**The problem**
How many lines of the data hold the word "name"? State the number and nothing else.

**Information provided**
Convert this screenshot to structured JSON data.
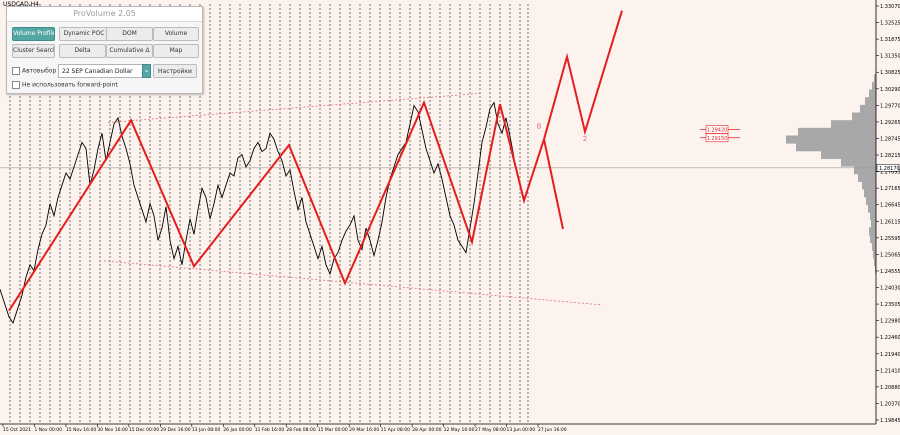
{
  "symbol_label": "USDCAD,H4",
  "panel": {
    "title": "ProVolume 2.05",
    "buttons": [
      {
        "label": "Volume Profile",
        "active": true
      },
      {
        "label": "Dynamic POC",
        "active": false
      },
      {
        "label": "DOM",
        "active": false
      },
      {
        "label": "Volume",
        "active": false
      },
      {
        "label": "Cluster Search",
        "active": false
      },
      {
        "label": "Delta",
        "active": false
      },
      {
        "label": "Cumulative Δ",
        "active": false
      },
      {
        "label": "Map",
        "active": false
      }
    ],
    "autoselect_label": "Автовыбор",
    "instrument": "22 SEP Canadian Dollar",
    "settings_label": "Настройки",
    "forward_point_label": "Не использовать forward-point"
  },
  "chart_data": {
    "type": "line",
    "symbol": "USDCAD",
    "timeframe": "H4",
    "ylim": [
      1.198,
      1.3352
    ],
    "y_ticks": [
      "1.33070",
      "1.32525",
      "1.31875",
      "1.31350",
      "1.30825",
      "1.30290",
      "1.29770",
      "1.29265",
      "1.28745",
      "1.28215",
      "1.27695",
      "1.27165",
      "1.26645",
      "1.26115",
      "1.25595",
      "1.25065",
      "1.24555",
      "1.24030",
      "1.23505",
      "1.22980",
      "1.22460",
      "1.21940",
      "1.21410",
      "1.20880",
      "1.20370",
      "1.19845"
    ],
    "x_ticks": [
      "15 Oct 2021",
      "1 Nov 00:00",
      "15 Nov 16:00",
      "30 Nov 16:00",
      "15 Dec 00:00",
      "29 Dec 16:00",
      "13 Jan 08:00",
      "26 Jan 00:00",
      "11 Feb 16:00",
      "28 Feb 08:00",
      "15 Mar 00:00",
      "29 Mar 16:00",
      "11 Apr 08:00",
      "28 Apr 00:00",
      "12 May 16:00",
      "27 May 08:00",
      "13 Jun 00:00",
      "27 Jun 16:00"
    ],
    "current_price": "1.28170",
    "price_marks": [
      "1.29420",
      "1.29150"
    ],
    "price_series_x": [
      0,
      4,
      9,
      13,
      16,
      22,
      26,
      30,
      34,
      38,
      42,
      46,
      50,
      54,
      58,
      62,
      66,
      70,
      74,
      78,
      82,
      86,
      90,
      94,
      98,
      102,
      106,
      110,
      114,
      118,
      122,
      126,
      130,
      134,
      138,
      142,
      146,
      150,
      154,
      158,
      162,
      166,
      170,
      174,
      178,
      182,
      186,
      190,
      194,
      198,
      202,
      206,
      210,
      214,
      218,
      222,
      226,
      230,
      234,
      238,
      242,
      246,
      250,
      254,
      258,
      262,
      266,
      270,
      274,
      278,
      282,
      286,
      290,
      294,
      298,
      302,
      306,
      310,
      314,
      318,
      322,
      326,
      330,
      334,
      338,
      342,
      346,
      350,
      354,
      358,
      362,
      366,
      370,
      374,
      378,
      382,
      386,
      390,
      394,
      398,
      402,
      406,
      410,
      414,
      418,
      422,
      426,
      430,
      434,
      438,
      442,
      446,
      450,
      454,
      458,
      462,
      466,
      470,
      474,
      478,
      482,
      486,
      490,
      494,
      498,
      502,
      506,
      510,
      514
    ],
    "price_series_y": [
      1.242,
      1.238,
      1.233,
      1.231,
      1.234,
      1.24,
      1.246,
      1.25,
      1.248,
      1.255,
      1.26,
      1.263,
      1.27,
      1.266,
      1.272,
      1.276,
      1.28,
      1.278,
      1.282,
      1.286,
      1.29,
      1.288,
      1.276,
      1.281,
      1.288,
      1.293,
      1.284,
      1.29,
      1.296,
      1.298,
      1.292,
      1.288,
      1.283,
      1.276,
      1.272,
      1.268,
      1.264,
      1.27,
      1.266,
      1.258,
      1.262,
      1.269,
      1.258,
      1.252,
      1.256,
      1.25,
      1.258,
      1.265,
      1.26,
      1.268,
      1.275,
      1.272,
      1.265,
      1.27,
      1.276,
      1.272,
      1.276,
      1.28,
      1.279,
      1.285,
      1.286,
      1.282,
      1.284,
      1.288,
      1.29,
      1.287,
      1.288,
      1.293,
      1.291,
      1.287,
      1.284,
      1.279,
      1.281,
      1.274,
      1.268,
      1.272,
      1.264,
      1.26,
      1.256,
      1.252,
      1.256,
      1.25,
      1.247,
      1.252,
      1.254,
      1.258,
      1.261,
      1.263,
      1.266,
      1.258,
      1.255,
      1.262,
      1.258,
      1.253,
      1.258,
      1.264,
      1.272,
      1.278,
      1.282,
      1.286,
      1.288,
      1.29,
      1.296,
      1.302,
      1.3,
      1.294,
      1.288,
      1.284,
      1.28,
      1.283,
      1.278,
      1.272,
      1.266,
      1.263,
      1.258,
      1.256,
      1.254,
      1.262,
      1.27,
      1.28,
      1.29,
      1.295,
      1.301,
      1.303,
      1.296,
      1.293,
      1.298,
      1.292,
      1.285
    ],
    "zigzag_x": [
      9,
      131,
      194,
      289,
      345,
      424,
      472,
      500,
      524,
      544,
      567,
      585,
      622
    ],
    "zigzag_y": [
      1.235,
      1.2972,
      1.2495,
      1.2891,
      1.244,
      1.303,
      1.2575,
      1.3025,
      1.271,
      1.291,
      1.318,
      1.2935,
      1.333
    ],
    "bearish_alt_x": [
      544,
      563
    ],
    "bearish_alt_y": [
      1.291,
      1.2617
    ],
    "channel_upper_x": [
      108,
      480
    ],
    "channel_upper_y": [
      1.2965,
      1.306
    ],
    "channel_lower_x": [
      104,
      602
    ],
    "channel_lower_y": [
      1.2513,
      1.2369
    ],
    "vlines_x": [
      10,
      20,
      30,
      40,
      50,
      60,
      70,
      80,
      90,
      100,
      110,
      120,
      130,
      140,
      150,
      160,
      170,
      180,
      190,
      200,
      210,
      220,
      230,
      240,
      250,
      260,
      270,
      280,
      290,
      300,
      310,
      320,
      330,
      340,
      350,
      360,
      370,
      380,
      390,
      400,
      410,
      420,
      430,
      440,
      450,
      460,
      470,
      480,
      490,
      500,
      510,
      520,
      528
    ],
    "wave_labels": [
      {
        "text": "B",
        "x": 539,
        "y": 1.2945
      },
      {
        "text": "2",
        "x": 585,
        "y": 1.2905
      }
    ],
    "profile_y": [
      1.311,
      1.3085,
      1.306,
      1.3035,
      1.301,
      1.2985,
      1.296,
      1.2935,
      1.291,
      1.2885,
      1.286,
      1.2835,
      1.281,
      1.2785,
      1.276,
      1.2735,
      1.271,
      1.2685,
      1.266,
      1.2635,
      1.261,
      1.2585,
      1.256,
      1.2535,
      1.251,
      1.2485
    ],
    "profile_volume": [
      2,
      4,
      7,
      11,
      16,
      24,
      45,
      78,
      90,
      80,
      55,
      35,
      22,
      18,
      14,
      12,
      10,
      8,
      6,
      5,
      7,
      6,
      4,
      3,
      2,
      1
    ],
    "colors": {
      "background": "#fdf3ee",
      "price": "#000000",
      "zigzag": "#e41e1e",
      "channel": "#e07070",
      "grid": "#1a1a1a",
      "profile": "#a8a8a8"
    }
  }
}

--

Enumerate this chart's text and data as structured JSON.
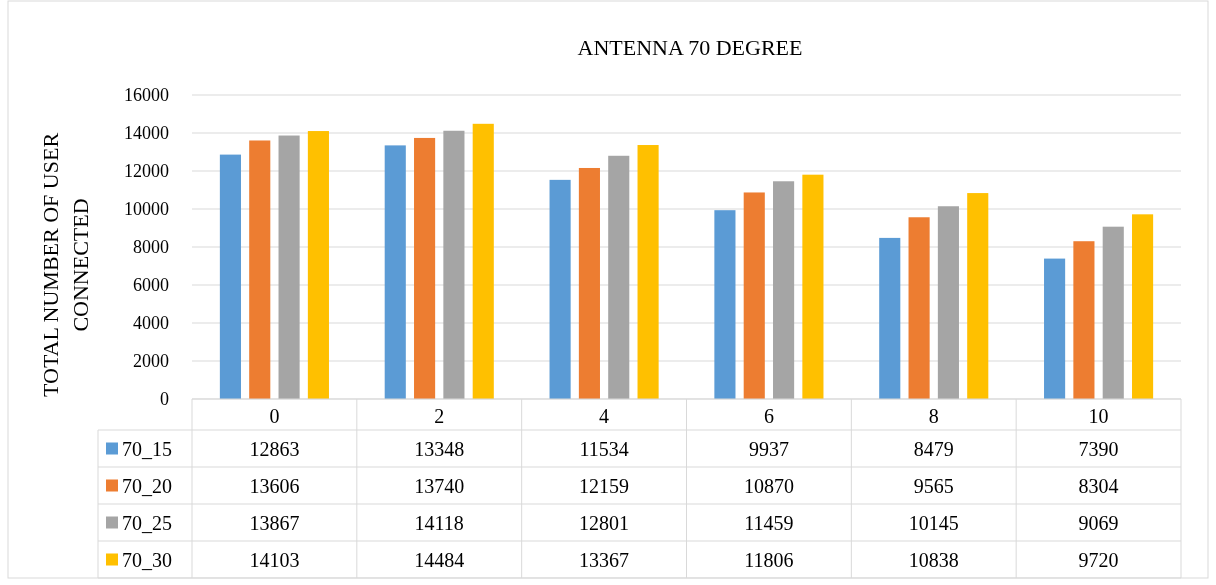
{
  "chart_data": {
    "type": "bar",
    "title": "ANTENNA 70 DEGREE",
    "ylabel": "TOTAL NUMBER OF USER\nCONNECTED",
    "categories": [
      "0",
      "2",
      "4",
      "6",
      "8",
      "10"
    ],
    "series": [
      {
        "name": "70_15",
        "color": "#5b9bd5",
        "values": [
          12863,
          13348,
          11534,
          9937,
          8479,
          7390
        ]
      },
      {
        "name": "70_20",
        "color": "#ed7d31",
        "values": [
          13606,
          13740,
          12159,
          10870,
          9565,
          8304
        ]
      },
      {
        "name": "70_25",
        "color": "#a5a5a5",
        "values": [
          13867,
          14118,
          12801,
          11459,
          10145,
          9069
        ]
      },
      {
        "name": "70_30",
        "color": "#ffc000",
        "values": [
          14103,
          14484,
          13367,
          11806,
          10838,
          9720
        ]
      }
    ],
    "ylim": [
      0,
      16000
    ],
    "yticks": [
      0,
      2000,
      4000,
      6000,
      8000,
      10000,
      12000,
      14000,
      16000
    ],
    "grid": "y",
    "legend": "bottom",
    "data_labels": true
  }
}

**Response**
4